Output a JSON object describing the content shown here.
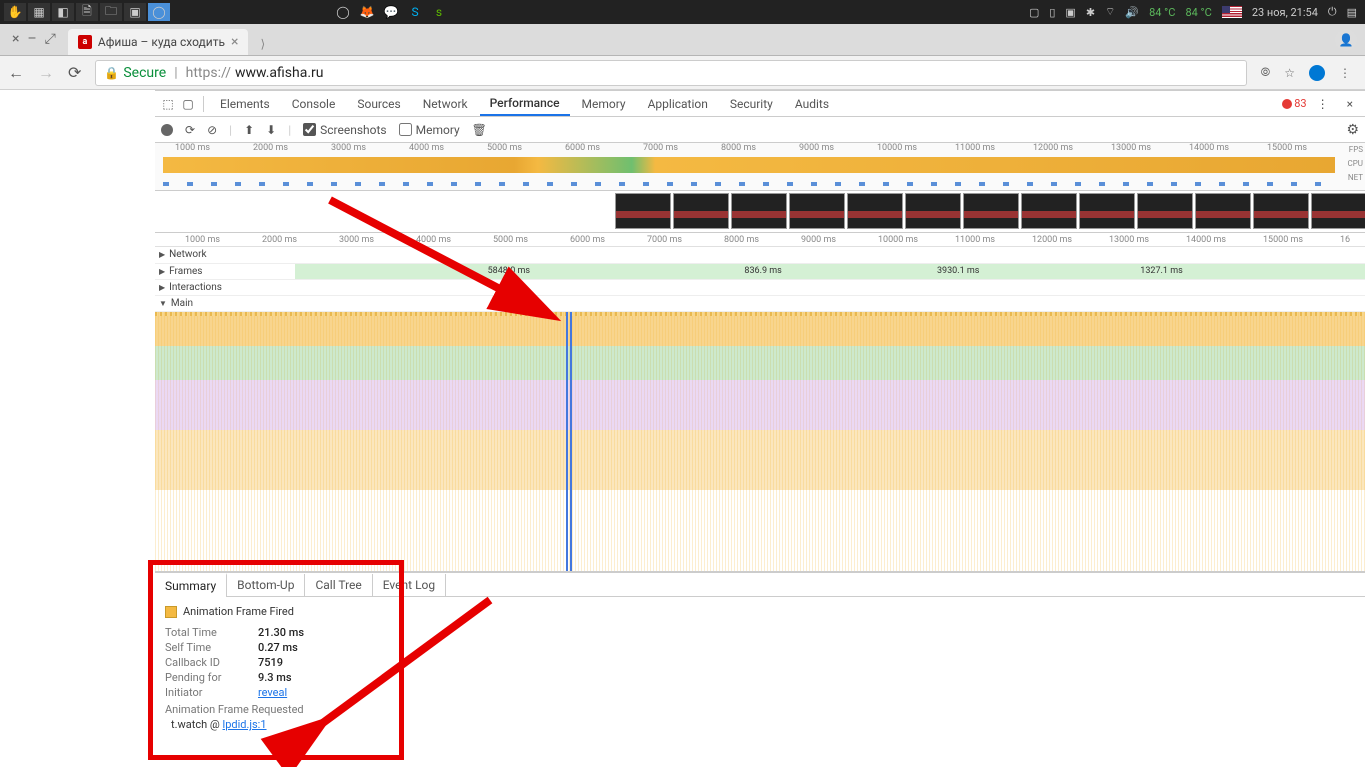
{
  "os": {
    "temp1": "84 °C",
    "temp2": "84 °C",
    "datetime": "23 ноя, 21:54"
  },
  "tab": {
    "title": "Афиша – куда сходить",
    "favicon": "a"
  },
  "addr": {
    "secure": "Secure",
    "proto": "https://",
    "host": "www.afisha.ru"
  },
  "dt": {
    "tabs": [
      "Elements",
      "Console",
      "Sources",
      "Network",
      "Performance",
      "Memory",
      "Application",
      "Security",
      "Audits"
    ],
    "activeTab": "Performance",
    "errors": "83",
    "toolbar": {
      "screenshots": "Screenshots",
      "memory": "Memory"
    },
    "ovTicks": [
      "1000 ms",
      "2000 ms",
      "3000 ms",
      "4000 ms",
      "5000 ms",
      "6000 ms",
      "7000 ms",
      "8000 ms",
      "9000 ms",
      "10000 ms",
      "11000 ms",
      "12000 ms",
      "13000 ms",
      "14000 ms",
      "15000 ms"
    ],
    "tlTicks": [
      "1000 ms",
      "2000 ms",
      "3000 ms",
      "4000 ms",
      "5000 ms",
      "6000 ms",
      "7000 ms",
      "8000 ms",
      "9000 ms",
      "10000 ms",
      "11000 ms",
      "12000 ms",
      "13000 ms",
      "14000 ms",
      "15000 ms",
      "16"
    ],
    "ovLabels": {
      "fps": "FPS",
      "cpu": "CPU",
      "net": "NET"
    },
    "tracks": {
      "network": "Network",
      "frames": "Frames",
      "interactions": "Interactions",
      "main": "Main"
    },
    "frames": {
      "f1": "5848.0 ms",
      "f2": "836.9 ms",
      "f3": "3930.1 ms",
      "f4": "1327.1 ms"
    }
  },
  "summary": {
    "tabs": {
      "summary": "Summary",
      "bottomup": "Bottom-Up",
      "calltree": "Call Tree",
      "eventlog": "Event Log"
    },
    "event": "Animation Frame Fired",
    "totalTimeK": "Total Time",
    "totalTimeV": "21.30 ms",
    "selfTimeK": "Self Time",
    "selfTimeV": "0.27 ms",
    "callbackK": "Callback ID",
    "callbackV": "7519",
    "pendingK": "Pending for",
    "pendingV": "9.3 ms",
    "initiatorK": "Initiator",
    "initiatorV": "reveal",
    "afr": "Animation Frame Requested",
    "stackFn": "t.watch",
    "stackAt": "@",
    "stackSrc": "lpdid.js:1"
  }
}
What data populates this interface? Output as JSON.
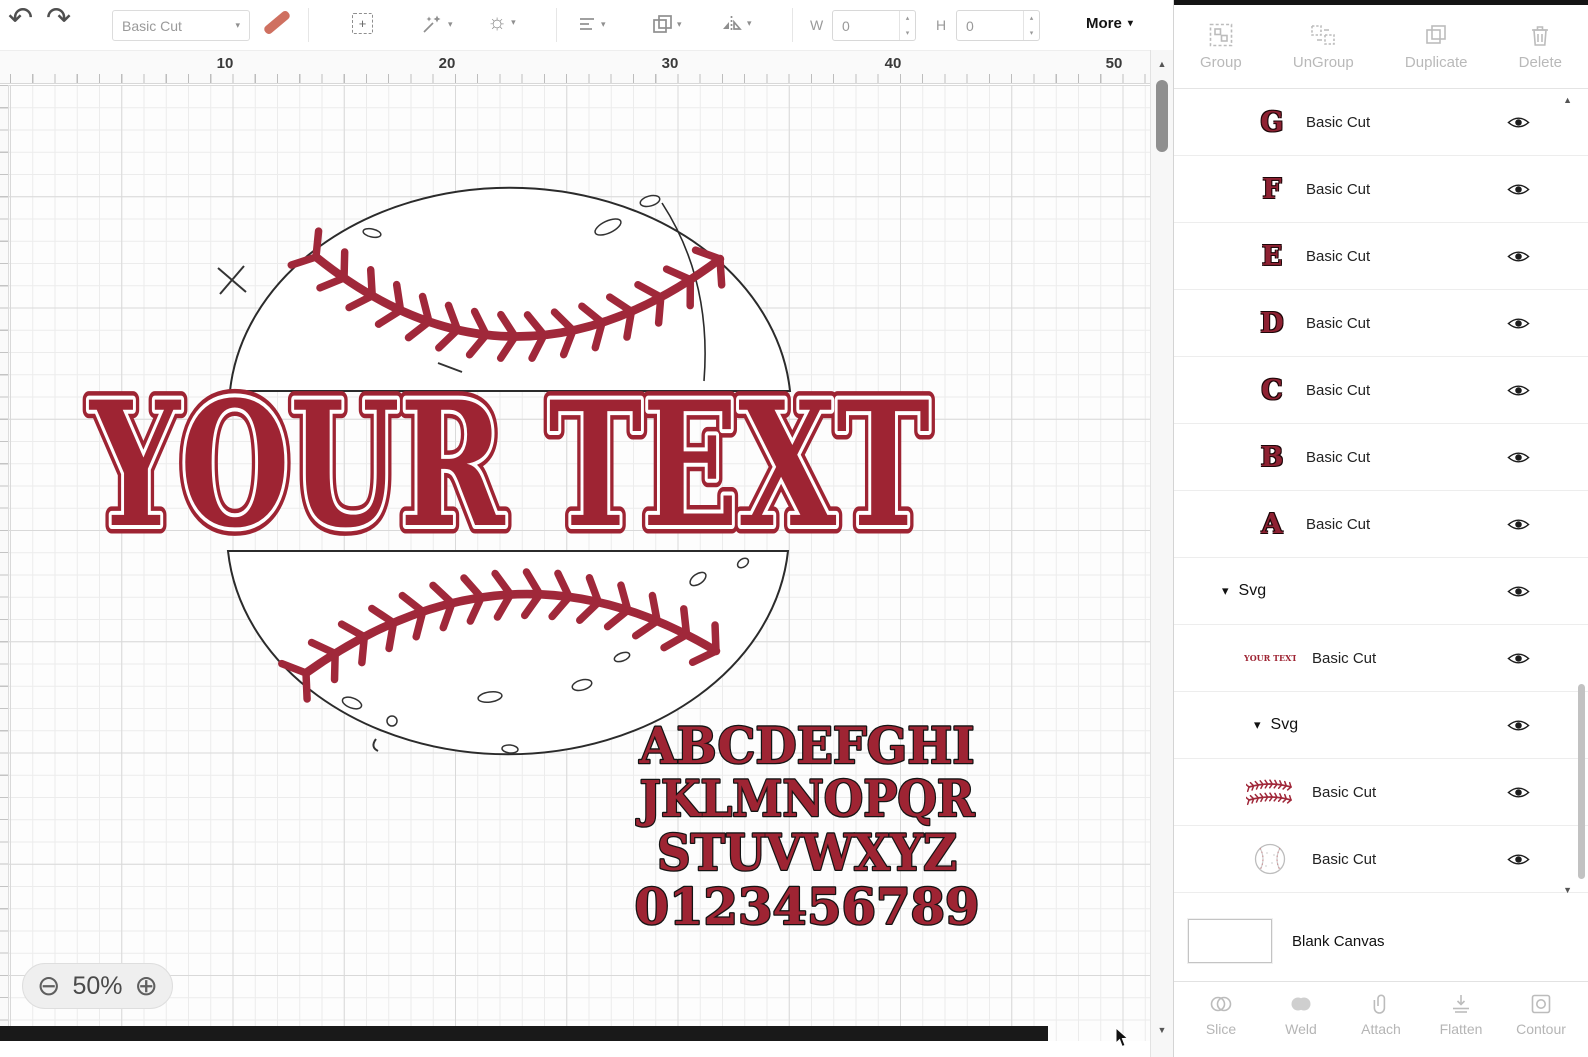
┄┄┄┄┄┄┄┄┄┄┄┄┄┄┄┄┄┄┄┄
■ SHORT TASK: Your reply is one number: how many lines of the records above contain the word "Performance".

■ THE RESULT: 2